(Objective)
Pick out and copy every line below that has the word "title".

(Figure content listings)

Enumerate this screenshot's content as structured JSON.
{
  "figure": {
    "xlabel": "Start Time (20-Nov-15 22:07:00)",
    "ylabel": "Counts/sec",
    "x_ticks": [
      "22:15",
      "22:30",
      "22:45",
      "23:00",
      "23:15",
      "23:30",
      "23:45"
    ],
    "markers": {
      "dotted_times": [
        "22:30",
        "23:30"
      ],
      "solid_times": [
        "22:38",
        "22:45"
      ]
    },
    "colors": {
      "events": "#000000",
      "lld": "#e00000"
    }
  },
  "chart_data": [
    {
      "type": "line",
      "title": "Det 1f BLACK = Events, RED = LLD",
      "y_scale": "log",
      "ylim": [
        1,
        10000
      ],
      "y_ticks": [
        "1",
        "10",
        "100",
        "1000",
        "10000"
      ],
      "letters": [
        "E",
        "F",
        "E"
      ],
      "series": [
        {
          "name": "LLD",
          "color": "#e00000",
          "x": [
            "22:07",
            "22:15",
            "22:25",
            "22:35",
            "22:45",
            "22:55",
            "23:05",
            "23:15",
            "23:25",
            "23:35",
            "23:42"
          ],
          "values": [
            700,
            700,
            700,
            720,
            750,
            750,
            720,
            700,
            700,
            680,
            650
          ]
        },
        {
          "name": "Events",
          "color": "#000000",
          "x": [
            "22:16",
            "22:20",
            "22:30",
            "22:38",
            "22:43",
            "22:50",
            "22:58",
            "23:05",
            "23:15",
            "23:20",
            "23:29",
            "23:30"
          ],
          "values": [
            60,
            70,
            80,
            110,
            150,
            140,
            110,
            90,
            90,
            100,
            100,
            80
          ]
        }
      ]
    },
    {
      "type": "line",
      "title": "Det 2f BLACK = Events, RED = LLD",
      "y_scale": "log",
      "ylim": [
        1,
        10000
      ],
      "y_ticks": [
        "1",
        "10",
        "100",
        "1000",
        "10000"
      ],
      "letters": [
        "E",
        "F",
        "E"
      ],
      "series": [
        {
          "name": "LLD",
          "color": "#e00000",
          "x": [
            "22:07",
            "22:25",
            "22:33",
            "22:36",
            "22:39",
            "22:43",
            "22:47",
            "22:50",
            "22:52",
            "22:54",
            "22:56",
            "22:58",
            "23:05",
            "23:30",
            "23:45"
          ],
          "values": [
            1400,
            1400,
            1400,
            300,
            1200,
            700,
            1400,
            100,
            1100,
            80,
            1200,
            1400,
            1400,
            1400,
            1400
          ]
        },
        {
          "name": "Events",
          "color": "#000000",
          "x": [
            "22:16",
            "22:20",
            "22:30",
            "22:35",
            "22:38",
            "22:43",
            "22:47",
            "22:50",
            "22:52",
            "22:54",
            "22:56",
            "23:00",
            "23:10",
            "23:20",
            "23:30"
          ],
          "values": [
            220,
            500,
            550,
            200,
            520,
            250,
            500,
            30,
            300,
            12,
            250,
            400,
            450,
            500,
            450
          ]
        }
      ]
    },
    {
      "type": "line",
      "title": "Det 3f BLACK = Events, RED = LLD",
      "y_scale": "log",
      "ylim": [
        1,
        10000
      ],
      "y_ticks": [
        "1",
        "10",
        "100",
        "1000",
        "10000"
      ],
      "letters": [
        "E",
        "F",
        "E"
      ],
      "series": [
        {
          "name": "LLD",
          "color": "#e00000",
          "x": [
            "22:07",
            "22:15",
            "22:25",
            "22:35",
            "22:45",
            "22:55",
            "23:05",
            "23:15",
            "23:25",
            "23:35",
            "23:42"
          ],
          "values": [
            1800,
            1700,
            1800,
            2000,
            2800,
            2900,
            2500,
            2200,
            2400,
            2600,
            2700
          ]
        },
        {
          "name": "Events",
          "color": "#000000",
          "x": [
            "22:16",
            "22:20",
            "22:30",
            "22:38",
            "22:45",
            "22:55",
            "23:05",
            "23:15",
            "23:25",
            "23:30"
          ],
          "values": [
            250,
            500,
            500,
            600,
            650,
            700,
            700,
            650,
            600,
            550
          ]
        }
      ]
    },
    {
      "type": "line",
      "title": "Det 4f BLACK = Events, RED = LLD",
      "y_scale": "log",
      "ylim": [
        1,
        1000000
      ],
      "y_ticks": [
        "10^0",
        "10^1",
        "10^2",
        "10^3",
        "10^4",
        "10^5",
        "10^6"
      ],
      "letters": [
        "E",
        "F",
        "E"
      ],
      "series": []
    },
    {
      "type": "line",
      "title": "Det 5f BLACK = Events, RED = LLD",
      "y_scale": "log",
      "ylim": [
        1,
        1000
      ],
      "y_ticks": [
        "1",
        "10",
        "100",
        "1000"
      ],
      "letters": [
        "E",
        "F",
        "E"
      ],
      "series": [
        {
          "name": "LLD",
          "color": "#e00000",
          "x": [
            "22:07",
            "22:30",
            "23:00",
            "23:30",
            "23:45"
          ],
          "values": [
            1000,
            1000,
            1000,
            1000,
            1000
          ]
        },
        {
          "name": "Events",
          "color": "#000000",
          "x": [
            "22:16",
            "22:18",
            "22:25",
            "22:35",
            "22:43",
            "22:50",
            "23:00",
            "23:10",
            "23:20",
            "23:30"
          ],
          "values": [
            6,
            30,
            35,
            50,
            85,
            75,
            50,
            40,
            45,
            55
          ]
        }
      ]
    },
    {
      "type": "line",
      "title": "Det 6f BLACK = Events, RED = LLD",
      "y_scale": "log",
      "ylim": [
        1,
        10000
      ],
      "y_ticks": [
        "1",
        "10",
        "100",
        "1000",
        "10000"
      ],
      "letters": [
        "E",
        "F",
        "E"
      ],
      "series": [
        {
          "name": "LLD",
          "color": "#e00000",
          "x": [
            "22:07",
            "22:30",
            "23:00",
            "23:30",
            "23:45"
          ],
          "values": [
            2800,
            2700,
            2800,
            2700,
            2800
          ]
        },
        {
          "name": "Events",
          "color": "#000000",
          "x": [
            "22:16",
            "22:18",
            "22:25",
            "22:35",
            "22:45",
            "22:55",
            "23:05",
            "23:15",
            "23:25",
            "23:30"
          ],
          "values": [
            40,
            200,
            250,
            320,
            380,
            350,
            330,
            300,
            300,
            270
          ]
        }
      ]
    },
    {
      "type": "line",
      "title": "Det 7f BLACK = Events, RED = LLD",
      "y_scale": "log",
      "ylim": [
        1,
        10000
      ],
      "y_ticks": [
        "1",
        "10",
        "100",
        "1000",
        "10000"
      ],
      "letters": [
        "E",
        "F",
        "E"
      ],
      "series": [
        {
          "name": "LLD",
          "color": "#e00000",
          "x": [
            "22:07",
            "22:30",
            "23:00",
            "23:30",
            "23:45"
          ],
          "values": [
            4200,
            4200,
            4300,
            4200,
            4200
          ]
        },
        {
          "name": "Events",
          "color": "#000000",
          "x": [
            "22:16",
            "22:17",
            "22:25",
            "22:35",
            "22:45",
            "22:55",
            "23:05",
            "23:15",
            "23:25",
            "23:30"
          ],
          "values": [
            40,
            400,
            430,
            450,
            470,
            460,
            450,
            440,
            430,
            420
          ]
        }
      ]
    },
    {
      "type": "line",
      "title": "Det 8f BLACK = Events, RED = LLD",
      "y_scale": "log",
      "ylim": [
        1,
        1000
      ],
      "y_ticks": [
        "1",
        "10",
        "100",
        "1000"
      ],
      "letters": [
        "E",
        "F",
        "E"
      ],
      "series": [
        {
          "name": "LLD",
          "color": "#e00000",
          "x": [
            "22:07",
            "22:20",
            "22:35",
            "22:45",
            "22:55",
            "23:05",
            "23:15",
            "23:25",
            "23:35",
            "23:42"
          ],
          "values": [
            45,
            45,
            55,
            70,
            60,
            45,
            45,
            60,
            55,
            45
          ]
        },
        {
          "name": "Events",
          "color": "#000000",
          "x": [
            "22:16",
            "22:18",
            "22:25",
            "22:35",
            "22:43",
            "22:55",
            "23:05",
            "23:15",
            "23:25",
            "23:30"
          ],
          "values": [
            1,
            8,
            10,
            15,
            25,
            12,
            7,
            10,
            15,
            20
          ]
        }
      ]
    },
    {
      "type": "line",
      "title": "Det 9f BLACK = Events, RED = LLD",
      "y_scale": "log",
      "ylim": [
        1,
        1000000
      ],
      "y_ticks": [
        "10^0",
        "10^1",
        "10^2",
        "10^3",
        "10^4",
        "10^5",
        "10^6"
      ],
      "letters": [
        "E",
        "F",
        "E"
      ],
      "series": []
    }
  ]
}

(Final answer)
      "title": "Det 1f BLACK = Events, RED = LLD",
      "title": "Det 2f BLACK = Events, RED = LLD",
      "title": "Det 3f BLACK = Events, RED = LLD",
      "title": "Det 4f BLACK = Events, RED = LLD",
      "title": "Det 5f BLACK = Events, RED = LLD",
      "title": "Det 6f BLACK = Events, RED = LLD",
      "title": "Det 7f BLACK = Events, RED = LLD",
      "title": "Det 8f BLACK = Events, RED = LLD",
      "title": "Det 9f BLACK = Events, RED = LLD",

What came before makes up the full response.